Begin Dataset records

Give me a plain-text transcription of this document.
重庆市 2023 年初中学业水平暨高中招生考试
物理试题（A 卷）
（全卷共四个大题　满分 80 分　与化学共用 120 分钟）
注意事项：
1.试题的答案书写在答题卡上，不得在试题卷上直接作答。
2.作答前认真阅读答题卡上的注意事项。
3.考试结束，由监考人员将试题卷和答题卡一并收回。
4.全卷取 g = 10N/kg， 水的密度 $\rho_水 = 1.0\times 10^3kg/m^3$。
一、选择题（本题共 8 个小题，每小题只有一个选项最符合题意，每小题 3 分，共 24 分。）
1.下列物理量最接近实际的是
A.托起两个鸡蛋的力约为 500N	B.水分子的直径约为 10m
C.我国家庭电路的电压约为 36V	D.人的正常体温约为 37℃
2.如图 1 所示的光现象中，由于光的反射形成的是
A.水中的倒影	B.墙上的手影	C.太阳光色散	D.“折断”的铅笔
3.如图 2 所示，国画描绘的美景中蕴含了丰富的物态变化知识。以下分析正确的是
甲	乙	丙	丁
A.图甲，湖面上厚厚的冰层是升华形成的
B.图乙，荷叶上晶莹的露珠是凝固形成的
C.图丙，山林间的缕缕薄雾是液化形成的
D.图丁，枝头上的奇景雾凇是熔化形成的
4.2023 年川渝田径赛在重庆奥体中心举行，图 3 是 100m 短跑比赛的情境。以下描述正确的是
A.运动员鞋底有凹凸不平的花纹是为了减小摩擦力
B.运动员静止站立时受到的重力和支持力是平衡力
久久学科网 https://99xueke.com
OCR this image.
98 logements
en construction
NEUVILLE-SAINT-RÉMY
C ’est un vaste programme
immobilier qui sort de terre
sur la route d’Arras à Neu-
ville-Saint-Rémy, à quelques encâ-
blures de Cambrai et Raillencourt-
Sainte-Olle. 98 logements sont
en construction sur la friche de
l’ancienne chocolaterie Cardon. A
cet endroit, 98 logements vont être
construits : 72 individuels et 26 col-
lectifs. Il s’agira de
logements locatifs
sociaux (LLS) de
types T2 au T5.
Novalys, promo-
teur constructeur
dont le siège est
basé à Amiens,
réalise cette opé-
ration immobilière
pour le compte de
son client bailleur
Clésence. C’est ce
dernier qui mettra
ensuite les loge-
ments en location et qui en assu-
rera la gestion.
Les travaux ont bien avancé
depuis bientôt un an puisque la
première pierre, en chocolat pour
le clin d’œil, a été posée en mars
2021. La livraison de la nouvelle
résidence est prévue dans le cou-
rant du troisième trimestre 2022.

End Dataset records

* [Required work] Extract, verbatim, the lines from the one containing "OCR this image." through the last line of the listing above.

* [Response below]
OCR this image.
98 logements
en construction
NEUVILLE-SAINT-RÉMY
C ’est un vaste programme
immobilier qui sort de terre
sur la route d’Arras à Neu-
ville-Saint-Rémy, à quelques encâ-
blures de Cambrai et Raillencourt-
Sainte-Olle. 98 logements sont
en construction sur la friche de
l’ancienne chocolaterie Cardon. A
cet endroit, 98 logements vont être
construits : 72 individuels et 26 col-
lectifs. Il s’agira de
logements locatifs
sociaux (LLS) de
types T2 au T5.
Novalys, promo-
teur constructeur
dont le siège est
basé à Amiens,
réalise cette opé-
ration immobilière
pour le compte de
son client bailleur
Clésence. C’est ce
dernier qui mettra
ensuite les loge-
ments en location et qui en assu-
rera la gestion.
Les travaux ont bien avancé
depuis bientôt un an puisque la
première pierre, en chocolat pour
le clin d’œil, a été posée en mars
2021. La livraison de la nouvelle
résidence est prévue dans le cou-
rant du troisième trimestre 2022.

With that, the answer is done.